Exercise prompt:
Return the lines below that carry the word "axis".

--- --- ---

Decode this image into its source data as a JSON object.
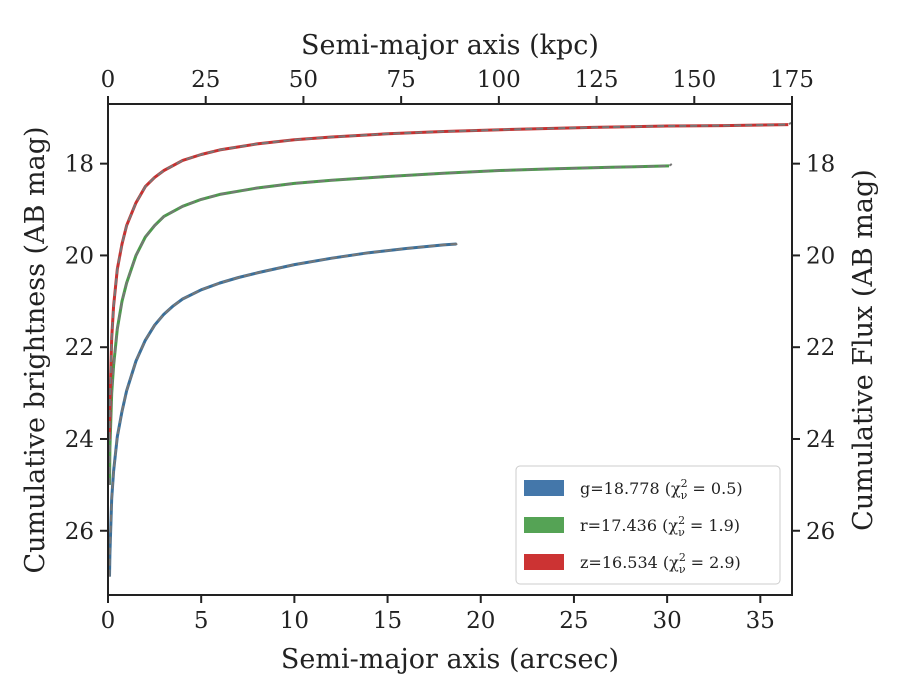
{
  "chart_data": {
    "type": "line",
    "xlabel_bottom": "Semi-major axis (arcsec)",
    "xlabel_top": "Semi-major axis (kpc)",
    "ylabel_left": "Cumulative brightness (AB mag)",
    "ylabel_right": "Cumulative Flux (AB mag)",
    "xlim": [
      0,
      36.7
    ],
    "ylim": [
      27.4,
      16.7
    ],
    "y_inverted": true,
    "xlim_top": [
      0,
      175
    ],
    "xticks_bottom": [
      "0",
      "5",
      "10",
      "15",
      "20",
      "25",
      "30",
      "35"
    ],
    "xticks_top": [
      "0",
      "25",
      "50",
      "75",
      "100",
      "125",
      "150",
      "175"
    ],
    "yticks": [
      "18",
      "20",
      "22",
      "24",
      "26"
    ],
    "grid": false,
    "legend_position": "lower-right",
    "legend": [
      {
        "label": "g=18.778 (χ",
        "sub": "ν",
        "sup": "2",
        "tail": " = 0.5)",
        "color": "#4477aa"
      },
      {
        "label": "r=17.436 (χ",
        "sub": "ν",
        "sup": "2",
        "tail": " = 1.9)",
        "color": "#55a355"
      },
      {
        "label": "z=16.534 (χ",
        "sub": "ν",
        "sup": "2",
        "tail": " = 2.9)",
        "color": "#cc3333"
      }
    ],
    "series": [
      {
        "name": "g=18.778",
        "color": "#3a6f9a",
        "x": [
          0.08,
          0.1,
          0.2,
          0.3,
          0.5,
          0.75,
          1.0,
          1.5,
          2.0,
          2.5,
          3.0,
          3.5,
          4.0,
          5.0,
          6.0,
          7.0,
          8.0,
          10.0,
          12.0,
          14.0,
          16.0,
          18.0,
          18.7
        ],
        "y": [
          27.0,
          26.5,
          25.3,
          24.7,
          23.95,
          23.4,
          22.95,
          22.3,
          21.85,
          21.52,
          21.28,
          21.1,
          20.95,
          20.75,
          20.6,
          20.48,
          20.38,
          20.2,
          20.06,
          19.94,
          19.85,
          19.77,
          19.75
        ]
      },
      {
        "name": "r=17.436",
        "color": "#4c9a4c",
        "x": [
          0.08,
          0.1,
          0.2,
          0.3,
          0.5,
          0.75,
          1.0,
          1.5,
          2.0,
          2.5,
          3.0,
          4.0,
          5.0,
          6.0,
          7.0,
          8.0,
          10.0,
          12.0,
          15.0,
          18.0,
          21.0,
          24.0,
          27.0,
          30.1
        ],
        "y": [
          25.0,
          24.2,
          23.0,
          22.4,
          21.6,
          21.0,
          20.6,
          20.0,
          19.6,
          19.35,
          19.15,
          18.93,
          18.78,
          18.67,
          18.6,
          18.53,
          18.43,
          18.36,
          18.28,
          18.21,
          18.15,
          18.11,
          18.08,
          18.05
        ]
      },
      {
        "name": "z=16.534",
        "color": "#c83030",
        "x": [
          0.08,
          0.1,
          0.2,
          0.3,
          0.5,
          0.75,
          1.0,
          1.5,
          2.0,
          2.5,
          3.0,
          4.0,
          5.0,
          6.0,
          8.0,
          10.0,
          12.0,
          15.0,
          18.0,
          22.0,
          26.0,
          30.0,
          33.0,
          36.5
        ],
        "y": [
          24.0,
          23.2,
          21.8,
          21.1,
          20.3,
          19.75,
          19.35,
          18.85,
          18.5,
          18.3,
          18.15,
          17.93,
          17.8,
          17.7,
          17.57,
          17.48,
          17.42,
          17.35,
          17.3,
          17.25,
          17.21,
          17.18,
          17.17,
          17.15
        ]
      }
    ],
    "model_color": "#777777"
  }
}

--- --- ---

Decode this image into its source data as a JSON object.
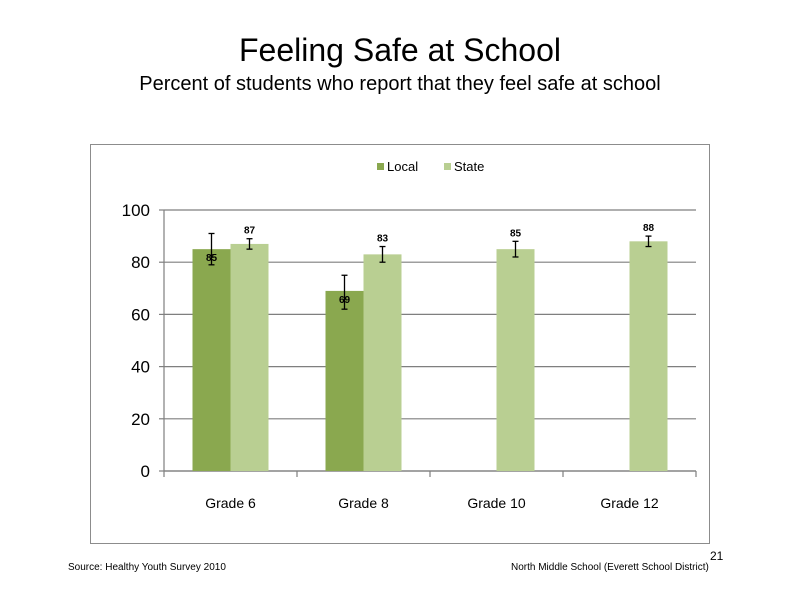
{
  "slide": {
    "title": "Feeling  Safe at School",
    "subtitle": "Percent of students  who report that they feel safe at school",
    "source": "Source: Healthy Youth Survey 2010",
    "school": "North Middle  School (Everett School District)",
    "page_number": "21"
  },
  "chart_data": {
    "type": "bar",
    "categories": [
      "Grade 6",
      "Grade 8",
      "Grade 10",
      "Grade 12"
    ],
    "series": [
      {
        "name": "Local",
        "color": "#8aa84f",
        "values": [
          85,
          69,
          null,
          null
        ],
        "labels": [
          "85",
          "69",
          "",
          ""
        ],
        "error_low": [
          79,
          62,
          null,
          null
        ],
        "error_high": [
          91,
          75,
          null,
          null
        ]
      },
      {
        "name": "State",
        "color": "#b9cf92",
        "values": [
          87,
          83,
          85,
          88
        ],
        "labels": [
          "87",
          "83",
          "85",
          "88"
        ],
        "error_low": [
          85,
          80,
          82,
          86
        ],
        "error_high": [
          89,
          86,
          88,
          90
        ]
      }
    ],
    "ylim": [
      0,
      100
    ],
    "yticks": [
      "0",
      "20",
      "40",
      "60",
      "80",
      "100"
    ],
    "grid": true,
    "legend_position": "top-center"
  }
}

--- --- ---

Result of the task:
    "xlabel_bottom": "Semi-major axis (arcsec)",
    "xlabel_top": "Semi-major axis (kpc)",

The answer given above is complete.